┏━━

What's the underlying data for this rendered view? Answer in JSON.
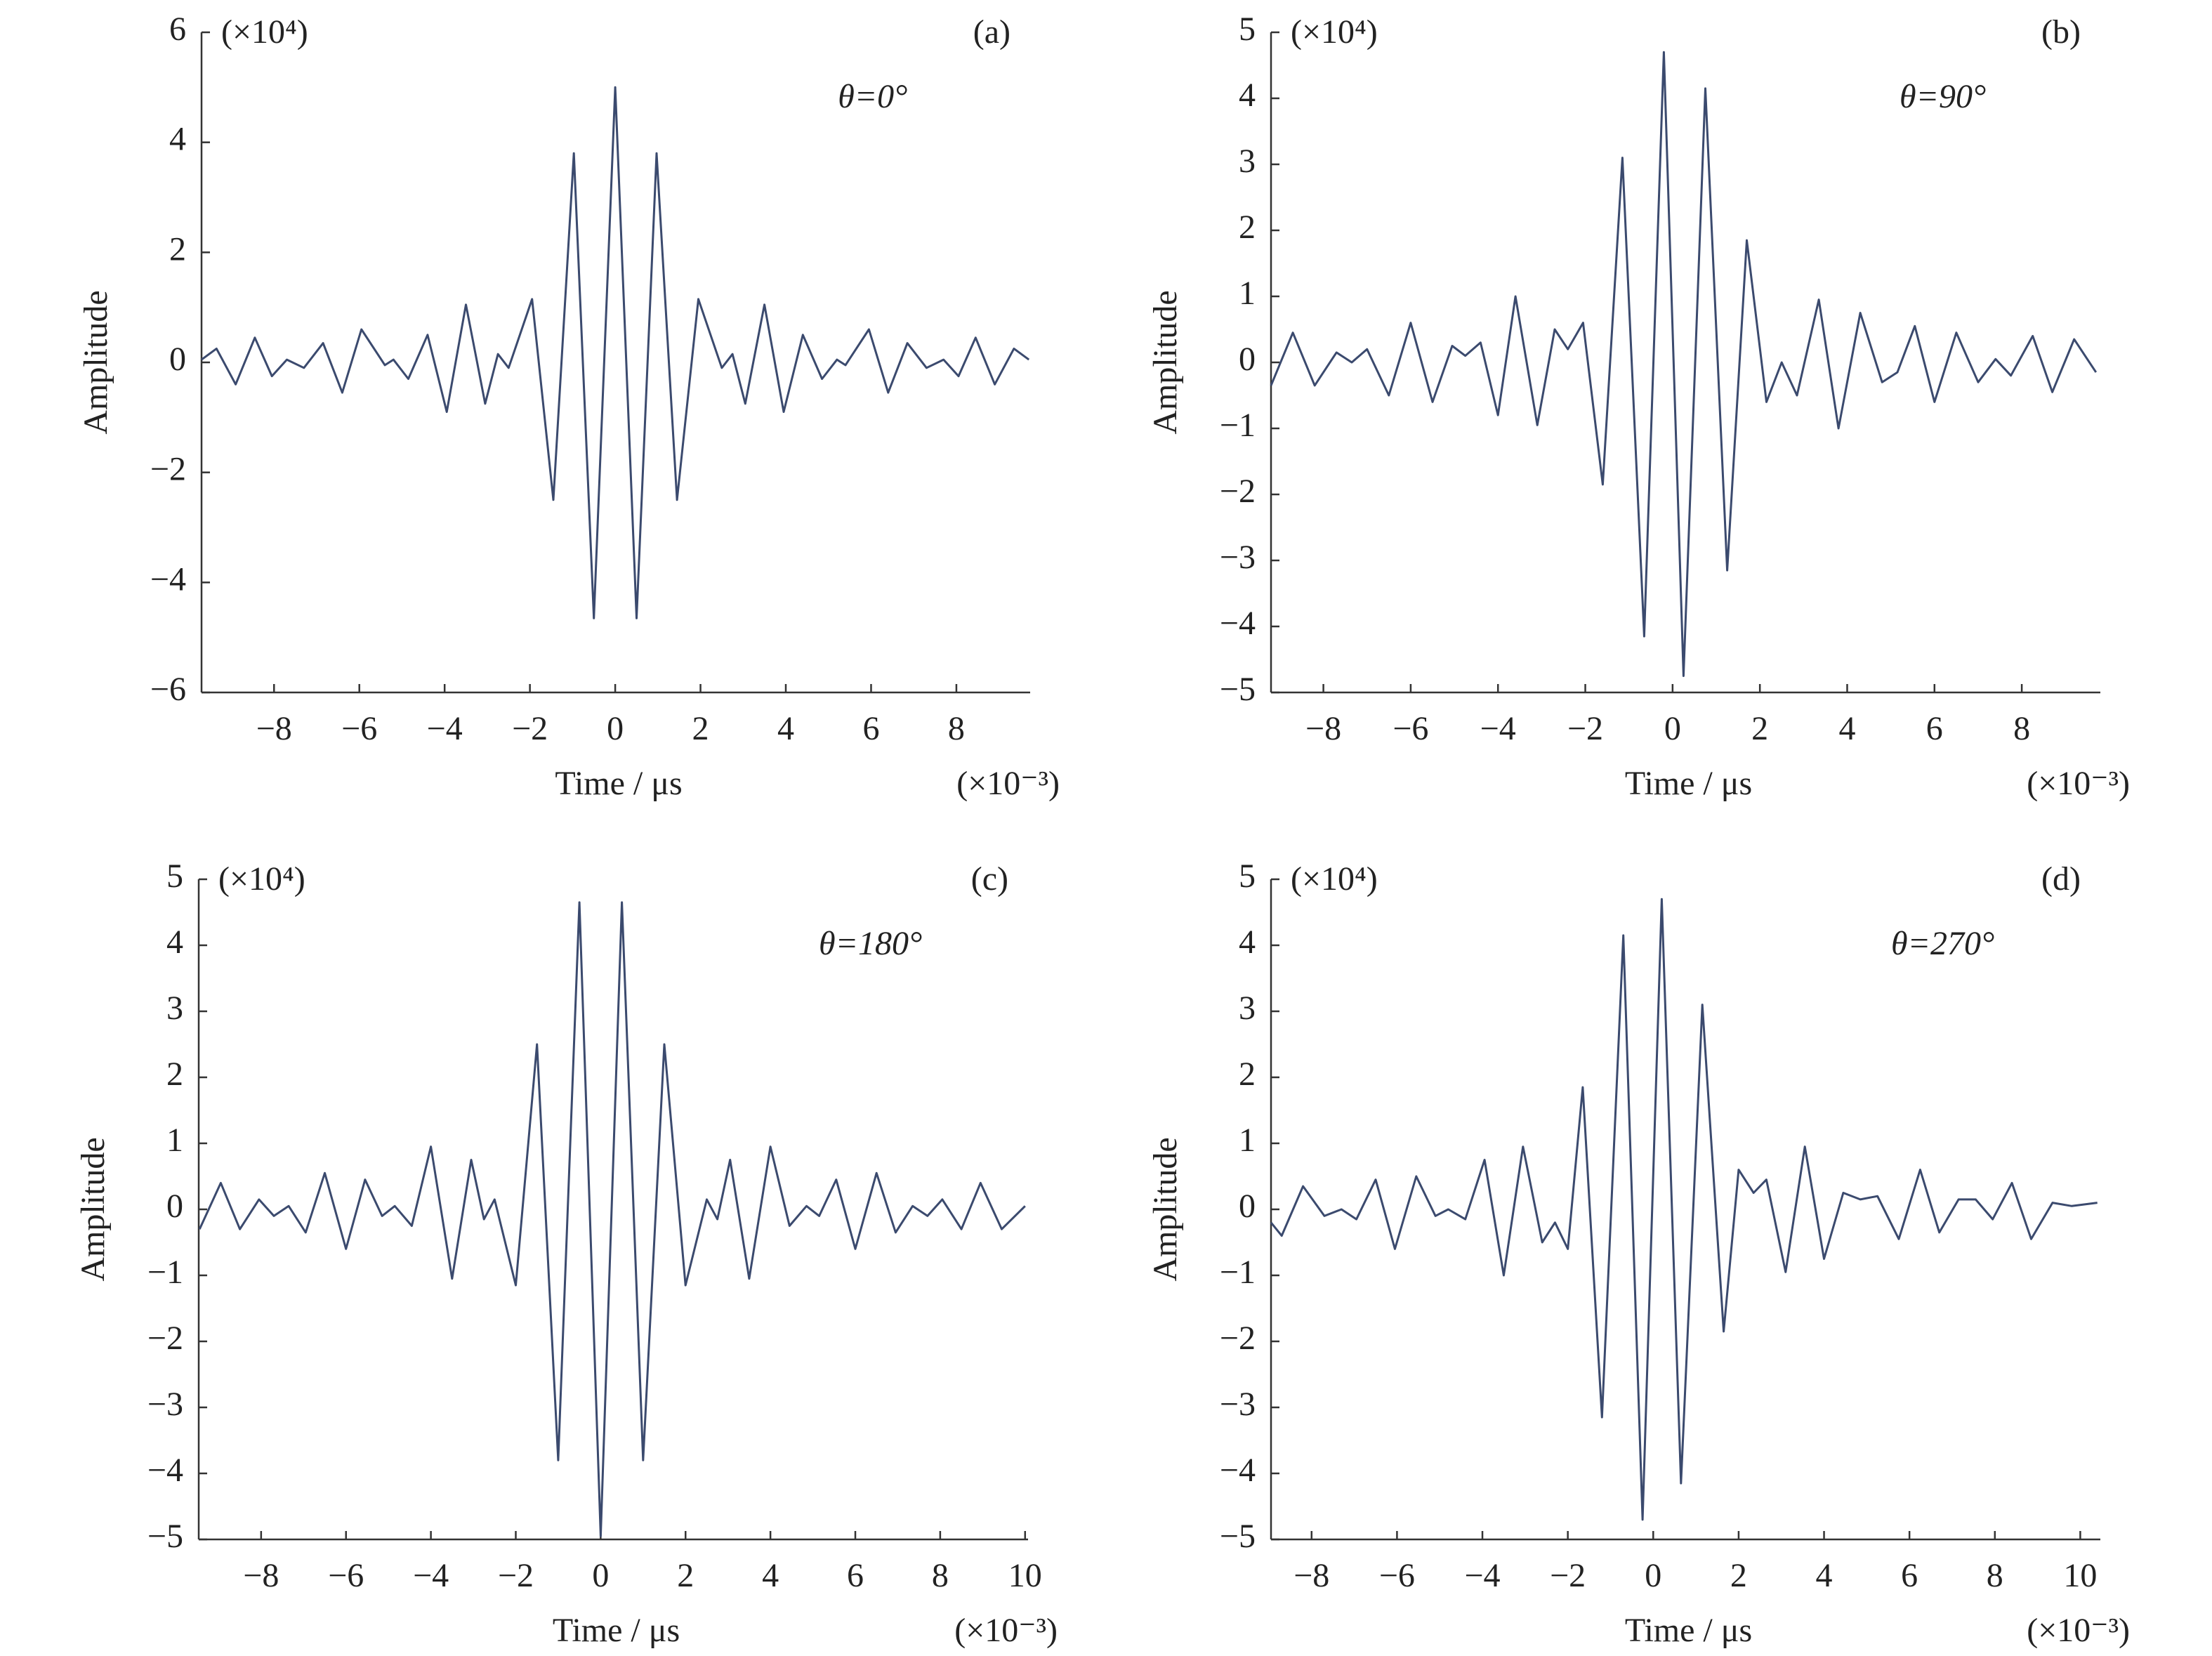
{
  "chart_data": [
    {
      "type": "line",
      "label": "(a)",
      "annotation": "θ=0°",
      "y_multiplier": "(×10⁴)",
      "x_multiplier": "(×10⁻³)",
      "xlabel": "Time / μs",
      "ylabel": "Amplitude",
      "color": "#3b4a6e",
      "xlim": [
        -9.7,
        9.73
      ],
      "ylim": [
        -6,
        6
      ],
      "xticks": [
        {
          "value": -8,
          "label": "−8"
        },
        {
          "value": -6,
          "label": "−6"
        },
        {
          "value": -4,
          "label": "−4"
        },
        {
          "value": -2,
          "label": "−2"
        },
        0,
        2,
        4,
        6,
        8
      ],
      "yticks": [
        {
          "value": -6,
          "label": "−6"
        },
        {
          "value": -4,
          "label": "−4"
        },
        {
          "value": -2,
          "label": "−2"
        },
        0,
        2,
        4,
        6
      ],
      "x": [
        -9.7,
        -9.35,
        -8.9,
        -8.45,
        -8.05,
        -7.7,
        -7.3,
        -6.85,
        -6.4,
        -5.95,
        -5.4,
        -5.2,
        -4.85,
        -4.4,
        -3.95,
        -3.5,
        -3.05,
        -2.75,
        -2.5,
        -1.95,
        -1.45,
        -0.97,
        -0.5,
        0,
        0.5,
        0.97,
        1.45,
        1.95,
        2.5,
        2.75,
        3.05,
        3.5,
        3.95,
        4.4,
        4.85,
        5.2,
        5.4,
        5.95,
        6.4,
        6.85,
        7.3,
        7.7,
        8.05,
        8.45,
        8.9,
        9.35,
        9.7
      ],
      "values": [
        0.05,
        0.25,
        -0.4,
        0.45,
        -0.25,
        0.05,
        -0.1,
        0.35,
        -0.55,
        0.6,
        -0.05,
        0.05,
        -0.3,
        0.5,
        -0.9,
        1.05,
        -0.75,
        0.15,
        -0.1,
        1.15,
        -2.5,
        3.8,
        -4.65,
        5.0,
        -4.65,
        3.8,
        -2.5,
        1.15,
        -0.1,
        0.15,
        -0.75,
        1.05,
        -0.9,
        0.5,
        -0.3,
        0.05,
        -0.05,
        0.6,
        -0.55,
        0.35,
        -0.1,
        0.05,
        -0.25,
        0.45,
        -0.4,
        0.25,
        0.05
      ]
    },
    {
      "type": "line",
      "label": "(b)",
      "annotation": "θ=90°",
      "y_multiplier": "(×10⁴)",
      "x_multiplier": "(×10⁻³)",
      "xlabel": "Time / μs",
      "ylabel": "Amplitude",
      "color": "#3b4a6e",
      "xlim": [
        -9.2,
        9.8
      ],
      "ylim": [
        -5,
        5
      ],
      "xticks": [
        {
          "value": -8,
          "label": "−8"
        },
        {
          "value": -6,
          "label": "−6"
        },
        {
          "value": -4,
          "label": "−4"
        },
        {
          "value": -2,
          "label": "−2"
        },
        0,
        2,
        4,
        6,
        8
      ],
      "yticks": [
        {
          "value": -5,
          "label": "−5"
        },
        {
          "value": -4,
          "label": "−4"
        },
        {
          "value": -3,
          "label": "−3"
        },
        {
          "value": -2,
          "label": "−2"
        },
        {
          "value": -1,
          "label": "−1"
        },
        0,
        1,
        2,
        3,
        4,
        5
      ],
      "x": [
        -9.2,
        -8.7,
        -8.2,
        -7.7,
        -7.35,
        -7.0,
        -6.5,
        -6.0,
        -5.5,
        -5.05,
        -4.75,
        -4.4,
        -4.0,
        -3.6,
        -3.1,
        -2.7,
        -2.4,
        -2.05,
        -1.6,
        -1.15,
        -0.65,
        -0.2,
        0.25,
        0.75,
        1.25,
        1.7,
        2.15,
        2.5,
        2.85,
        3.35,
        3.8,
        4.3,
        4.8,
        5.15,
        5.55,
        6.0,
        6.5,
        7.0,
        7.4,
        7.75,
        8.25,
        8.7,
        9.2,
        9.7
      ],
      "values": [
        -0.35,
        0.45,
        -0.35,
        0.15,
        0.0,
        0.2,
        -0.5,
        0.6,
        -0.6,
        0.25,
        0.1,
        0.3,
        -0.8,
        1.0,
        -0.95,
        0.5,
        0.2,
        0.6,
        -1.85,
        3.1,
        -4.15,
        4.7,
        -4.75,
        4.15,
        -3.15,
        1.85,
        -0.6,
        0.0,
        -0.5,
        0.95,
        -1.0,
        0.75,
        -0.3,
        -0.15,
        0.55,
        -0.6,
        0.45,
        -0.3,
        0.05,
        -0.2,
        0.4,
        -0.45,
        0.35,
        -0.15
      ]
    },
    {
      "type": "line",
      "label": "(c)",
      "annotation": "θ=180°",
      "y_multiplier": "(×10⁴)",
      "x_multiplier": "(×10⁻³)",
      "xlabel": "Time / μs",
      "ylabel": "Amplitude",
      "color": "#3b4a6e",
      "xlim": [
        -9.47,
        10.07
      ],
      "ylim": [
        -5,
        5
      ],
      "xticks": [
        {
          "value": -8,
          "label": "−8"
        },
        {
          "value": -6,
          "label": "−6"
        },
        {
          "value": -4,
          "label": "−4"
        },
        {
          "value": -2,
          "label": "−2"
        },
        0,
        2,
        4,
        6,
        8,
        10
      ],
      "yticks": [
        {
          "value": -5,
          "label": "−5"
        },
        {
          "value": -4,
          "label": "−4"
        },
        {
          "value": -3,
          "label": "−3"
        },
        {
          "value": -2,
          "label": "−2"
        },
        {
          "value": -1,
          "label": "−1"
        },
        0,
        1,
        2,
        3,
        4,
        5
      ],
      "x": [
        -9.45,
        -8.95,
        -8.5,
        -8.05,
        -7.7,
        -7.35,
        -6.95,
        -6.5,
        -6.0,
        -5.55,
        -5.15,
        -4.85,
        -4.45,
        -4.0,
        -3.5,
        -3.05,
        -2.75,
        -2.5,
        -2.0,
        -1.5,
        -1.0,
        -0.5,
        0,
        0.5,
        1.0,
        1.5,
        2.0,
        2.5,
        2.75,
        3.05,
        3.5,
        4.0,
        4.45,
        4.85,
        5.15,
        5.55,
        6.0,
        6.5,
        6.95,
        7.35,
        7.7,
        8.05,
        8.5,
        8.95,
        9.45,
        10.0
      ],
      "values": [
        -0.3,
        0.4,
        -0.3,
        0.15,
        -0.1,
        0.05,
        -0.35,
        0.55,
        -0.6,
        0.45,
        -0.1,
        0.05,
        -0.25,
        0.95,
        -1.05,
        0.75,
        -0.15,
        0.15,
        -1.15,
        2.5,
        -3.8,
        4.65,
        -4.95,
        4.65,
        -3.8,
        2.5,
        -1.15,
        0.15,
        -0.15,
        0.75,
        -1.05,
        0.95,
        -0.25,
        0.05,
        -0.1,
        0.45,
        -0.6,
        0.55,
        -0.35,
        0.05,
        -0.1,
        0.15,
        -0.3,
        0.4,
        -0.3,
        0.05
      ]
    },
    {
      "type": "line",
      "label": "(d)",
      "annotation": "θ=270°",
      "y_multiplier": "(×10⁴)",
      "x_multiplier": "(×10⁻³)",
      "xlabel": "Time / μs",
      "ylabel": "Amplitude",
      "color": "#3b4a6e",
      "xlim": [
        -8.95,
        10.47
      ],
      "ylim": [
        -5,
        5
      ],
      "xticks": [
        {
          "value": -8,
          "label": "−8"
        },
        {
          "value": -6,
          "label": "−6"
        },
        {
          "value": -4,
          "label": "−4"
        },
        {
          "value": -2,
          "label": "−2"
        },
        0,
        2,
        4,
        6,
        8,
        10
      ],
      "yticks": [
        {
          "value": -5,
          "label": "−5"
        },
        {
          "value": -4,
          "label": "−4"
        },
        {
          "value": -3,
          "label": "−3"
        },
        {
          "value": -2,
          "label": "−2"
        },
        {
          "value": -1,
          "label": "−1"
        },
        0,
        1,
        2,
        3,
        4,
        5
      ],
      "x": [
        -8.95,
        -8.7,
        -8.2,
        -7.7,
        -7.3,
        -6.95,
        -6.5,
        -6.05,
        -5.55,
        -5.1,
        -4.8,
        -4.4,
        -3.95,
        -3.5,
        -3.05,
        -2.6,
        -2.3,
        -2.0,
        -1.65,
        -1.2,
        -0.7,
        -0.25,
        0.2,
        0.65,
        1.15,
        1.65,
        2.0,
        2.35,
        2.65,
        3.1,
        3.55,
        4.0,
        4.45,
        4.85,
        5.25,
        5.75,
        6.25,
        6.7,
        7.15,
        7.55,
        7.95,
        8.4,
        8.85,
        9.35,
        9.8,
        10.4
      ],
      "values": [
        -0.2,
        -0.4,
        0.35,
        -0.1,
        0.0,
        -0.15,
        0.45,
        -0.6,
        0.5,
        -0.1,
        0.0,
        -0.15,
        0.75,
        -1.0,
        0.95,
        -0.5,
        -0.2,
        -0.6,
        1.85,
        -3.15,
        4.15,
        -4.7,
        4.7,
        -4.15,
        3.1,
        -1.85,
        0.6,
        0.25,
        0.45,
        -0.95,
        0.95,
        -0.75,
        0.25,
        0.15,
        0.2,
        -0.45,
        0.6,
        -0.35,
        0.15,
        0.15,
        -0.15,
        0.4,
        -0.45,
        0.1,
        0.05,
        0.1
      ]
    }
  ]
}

┗━━

Given problem: From the entries above, select each line containing the string "annotation".

Solution:
      "annotation": "θ=0°",
      "annotation": "θ=90°",
      "annotation": "θ=180°",
      "annotation": "θ=270°",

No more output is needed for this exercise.